Without the images, write out the whole listing exactly.

________________________

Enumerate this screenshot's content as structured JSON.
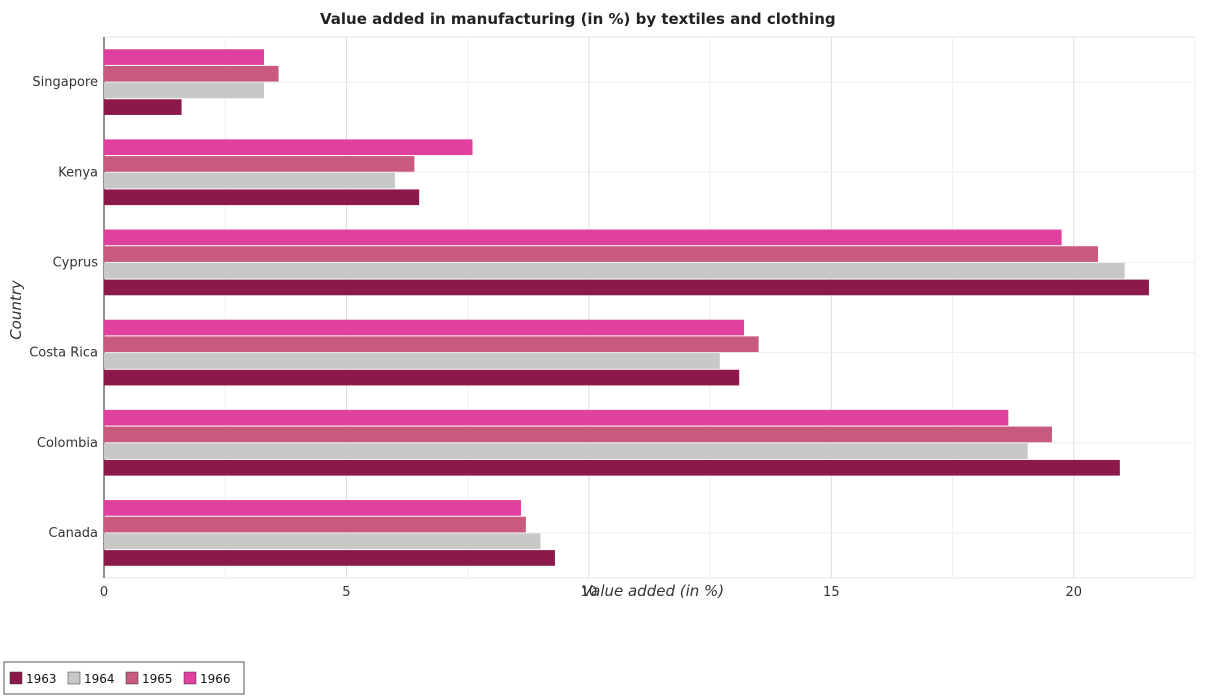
{
  "chart_data": {
    "type": "bar",
    "orientation": "horizontal",
    "title": "Value added in manufacturing (in %) by textiles and clothing",
    "xlabel": "Value added (in %)",
    "ylabel": "Country",
    "xlim": [
      0,
      22.5
    ],
    "xticks": [
      0,
      5,
      10,
      15,
      20
    ],
    "grid": true,
    "legend_position": "bottom-left",
    "categories": [
      "Canada",
      "Colombia",
      "Costa Rica",
      "Cyprus",
      "Kenya",
      "Singapore"
    ],
    "category_labels": [
      "Canada",
      "Colombia",
      "Costa Rica",
      "Cyprus",
      "Kenya",
      "Singapore"
    ],
    "series": [
      {
        "name": "1963",
        "color": "#8b1a4a",
        "values": [
          9.3,
          20.95,
          13.1,
          21.55,
          6.5,
          1.6
        ]
      },
      {
        "name": "1964",
        "color": "#c8c8c8",
        "values": [
          9.0,
          19.05,
          12.7,
          21.05,
          6.0,
          3.3
        ]
      },
      {
        "name": "1965",
        "color": "#c85a7d",
        "values": [
          8.7,
          19.55,
          13.5,
          20.5,
          6.4,
          3.6
        ]
      },
      {
        "name": "1966",
        "color": "#e0409e",
        "values": [
          8.6,
          18.65,
          13.2,
          19.75,
          7.6,
          3.3
        ]
      }
    ]
  }
}
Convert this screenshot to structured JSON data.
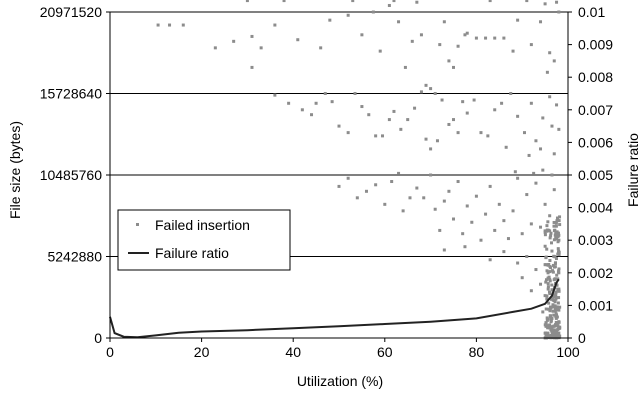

________________________

* _Worked solution_
Enumerate this screenshot's content as structured JSON.
{
  "chart_data": {
    "type": "bar",
    "orientation": "horizontal",
    "title": "Value added in manufacturing (in %) by textiles and clothing",
    "xlabel": "Value added (in %)",
    "ylabel": "Country",
    "xlim": [
      0,
      22.5
    ],
    "xticks": [
      0,
      5,
      10,
      15,
      20
    ],
    "grid": true,
    "legend_position": "bottom-left",
    "categories": [
      "Canada",
      "Colombia",
      "Costa Rica",
      "Cyprus",
      "Kenya",
      "Singapore"
    ],
    "category_labels": [
      "Canada",
      "Colombia",
      "Costa Rica",
      "Cyprus",
      "Kenya",
      "Singapore"
    ],
    "series": [
      {
        "name": "1963",
        "color": "#8b1a4a",
        "values": [
          9.3,
          20.95,
          13.1,
          21.55,
          6.5,
          1.6
        ]
      },
      {
        "name": "1964",
        "color": "#c8c8c8",
        "values": [
          9.0,
          19.05,
          12.7,
          21.05,
          6.0,
          3.3
        ]
      },
      {
        "name": "1965",
        "color": "#c85a7d",
        "values": [
          8.7,
          19.55,
          13.5,
          20.5,
          6.4,
          3.6
        ]
      },
      {
        "name": "1966",
        "color": "#e0409e",
        "values": [
          8.6,
          18.65,
          13.2,
          19.75,
          7.6,
          3.3
        ]
      }
    ]
  }
}
Convert this screenshot to structured JSON data.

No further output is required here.